- [What is required] Would you quote every entry exactly, dropping only the pictures?
— Start Listed entries —
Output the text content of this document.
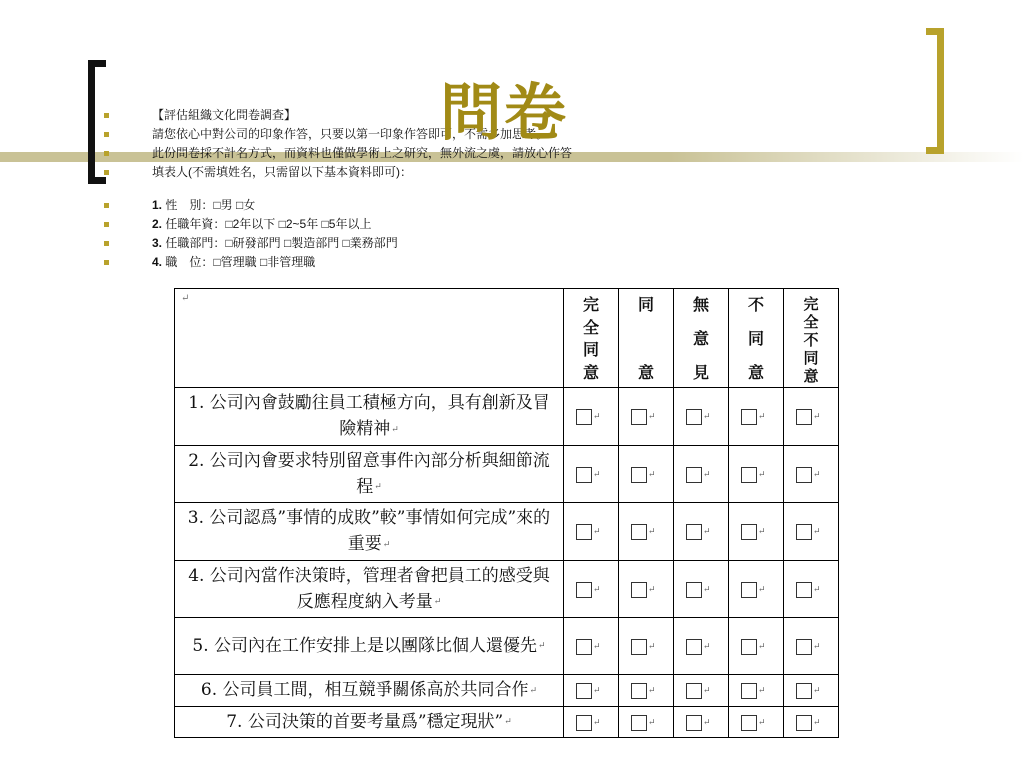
【評估組織文化問卷調查】
請您依心中對公司的印象作答，只要以第一印象作答即可，不需多加思考。
此份問卷採不計名方式，而資料也僅做學術上之研究，無外流之虞，請放心作答
填表人(不需填姓名，只需留以下基本資料即可)：
1. 性　別：□男 □女
2. 任職年資：□2年以下 □2~5年 □5年以上
3. 任職部門：□研發部門 □製造部門 □業務部門
4. 職　位：□管理職 □非管理職
問卷
↵	完
全
同
意	同

意	無
意
見	不
同
意	完
全
不
同
意

1. 公司內會鼓勵往員工積極方向，具有創新及冒險精神↵	↵	↵	↵	↵	↵
2. 公司內會要求特別留意事件內部分析與細節流程↵	↵	↵	↵	↵	↵
3. 公司認爲”事情的成敗”較”事情如何完成”來的重要↵	↵	↵	↵	↵	↵
4. 公司內當作決策時，管理者會把員工的感受與反應程度納入考量↵	↵	↵	↵	↵	↵
5. 公司內在工作安排上是以團隊比個人還優先↵	↵	↵	↵	↵	↵
6. 公司員工間，相互競爭關係高於共同合作↵	↵	↵	↵	↵	↵
7. 公司決策的首要考量爲”穩定現狀”↵	↵	↵	↵	↵	↵
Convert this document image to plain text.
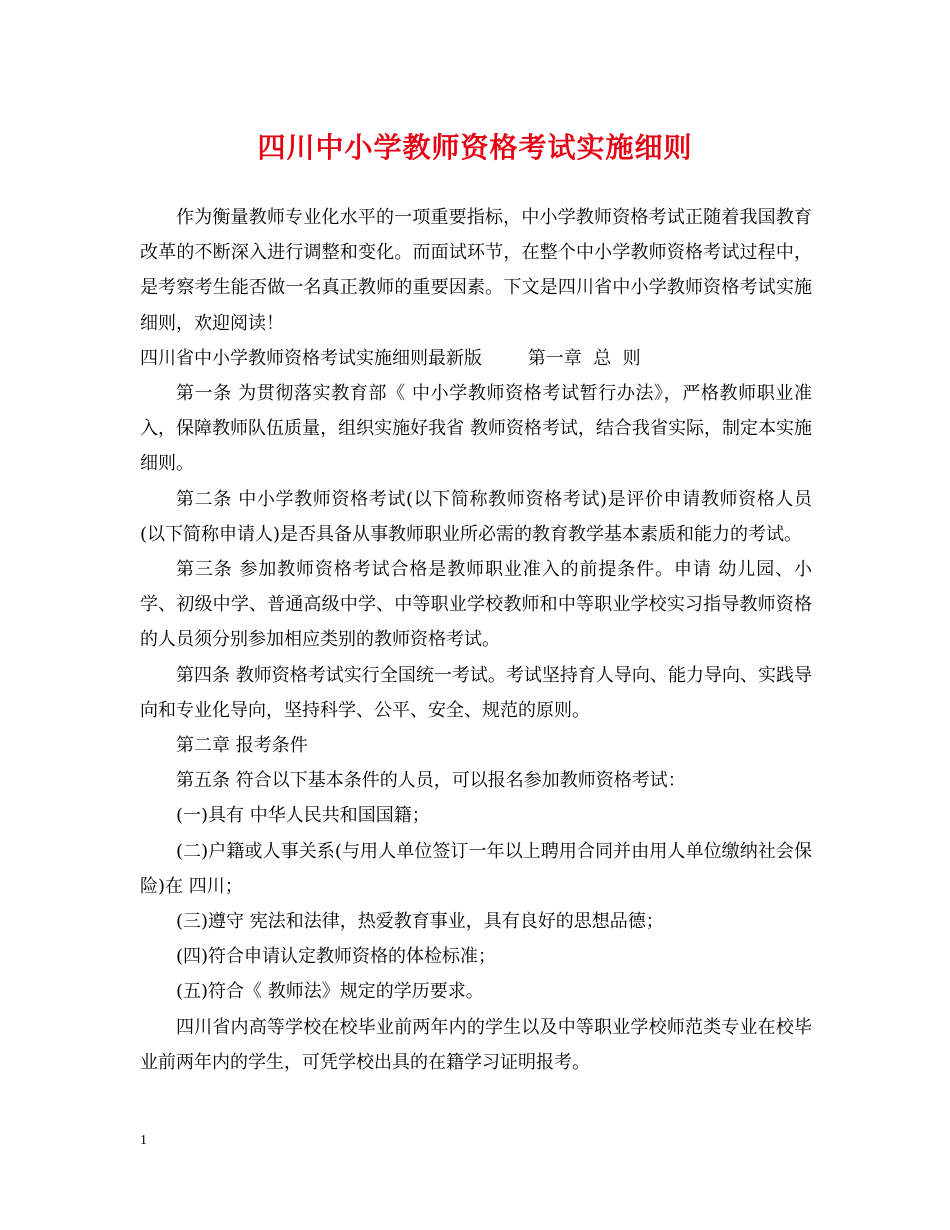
四川中小学教师资格考试实施细则

作为衡量教师专业化水平的一项重要指标，中小学教师资格考试正随着我国教育改革的不断深入进行调整和变化。而面试环节，在整个中小学教师资格考试过程中，是考察考生能否做一名真正教师的重要因素。下文是四川省中小学教师资格考试实施细则，欢迎阅读！

四川省中小学教师资格考试实施细则最新版        第一章  总  则

第一条 为贯彻落实教育部《 中小学教师资格考试暂行办法》，严格教师职业准入，保障教师队伍质量，组织实施好我省 教师资格考试，结合我省实际，制定本实施细则。

第二条 中小学教师资格考试(以下简称教师资格考试)是评价申请教师资格人员(以下简称申请人)是否具备从事教师职业所必需的教育教学基本素质和能力的考试。

第三条 参加教师资格考试合格是教师职业准入的前提条件。申请 幼儿园、小学、初级中学、普通高级中学、中等职业学校教师和中等职业学校实习指导教师资格的人员须分别参加相应类别的教师资格考试。

第四条 教师资格考试实行全国统一考试。考试坚持育人导向、能力导向、实践导向和专业化导向，坚持科学、公平、安全、规范的原则。

第二章 报考条件

第五条 符合以下基本条件的人员，可以报名参加教师资格考试：

(一)具有 中华人民共和国国籍；

(二)户籍或人事关系(与用人单位签订一年以上聘用合同并由用人单位缴纳社会保险)在 四川；

(三)遵守 宪法和法律，热爱教育事业，具有良好的思想品德；

(四)符合申请认定教师资格的体检标准；

(五)符合《 教师法》规定的学历要求。

四川省内高等学校在校毕业前两年内的学生以及中等职业学校师范类专业在校毕业前两年内的学生，可凭学校出具的在籍学习证明报考。

1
— End Listed entries —
- [Solution to this task]
Output the text content of this document.
【評估組織文化問卷調查】
請您依心中對公司的印象作答，只要以第一印象作答即可，不需多加思考。
此份問卷採不計名方式，而資料也僅做學術上之研究，無外流之虞，請放心作答
填表人(不需填姓名，只需留以下基本資料即可)：
1. 性　別：□男 □女
2. 任職年資：□2年以下 □2~5年 □5年以上
3. 任職部門：□研發部門 □製造部門 □業務部門
4. 職　位：□管理職 □非管理職
問卷
↵	完
全
同
意	同

意	無
意
見	不
同
意	完
全
不
同
意

1. 公司內會鼓勵往員工積極方向，具有創新及冒險精神↵	↵	↵	↵	↵	↵
2. 公司內會要求特別留意事件內部分析與細節流程↵	↵	↵	↵	↵	↵
3. 公司認爲”事情的成敗”較”事情如何完成”來的重要↵	↵	↵	↵	↵	↵
4. 公司內當作決策時，管理者會把員工的感受與反應程度納入考量↵	↵	↵	↵	↵	↵
5. 公司內在工作安排上是以團隊比個人還優先↵	↵	↵	↵	↵	↵
6. 公司員工間，相互競爭關係高於共同合作↵	↵	↵	↵	↵	↵
7. 公司決策的首要考量爲”穩定現狀”↵	↵	↵	↵	↵	↵
Convert this document image to plain text.
四川中小学教师资格考试实施细则

作为衡量教师专业化水平的一项重要指标，中小学教师资格考试正随着我国教育改革的不断深入进行调整和变化。而面试环节，在整个中小学教师资格考试过程中，是考察考生能否做一名真正教师的重要因素。下文是四川省中小学教师资格考试实施细则，欢迎阅读！

四川省中小学教师资格考试实施细则最新版        第一章  总  则

第一条 为贯彻落实教育部《 中小学教师资格考试暂行办法》，严格教师职业准入，保障教师队伍质量，组织实施好我省 教师资格考试，结合我省实际，制定本实施细则。

第二条 中小学教师资格考试(以下简称教师资格考试)是评价申请教师资格人员(以下简称申请人)是否具备从事教师职业所必需的教育教学基本素质和能力的考试。

第三条 参加教师资格考试合格是教师职业准入的前提条件。申请 幼儿园、小学、初级中学、普通高级中学、中等职业学校教师和中等职业学校实习指导教师资格的人员须分别参加相应类别的教师资格考试。

第四条 教师资格考试实行全国统一考试。考试坚持育人导向、能力导向、实践导向和专业化导向，坚持科学、公平、安全、规范的原则。

第二章 报考条件

第五条 符合以下基本条件的人员，可以报名参加教师资格考试：

(一)具有 中华人民共和国国籍；

(二)户籍或人事关系(与用人单位签订一年以上聘用合同并由用人单位缴纳社会保险)在 四川；

(三)遵守 宪法和法律，热爱教育事业，具有良好的思想品德；

(四)符合申请认定教师资格的体检标准；

(五)符合《 教师法》规定的学历要求。

四川省内高等学校在校毕业前两年内的学生以及中等职业学校师范类专业在校毕业前两年内的学生，可凭学校出具的在籍学习证明报考。

1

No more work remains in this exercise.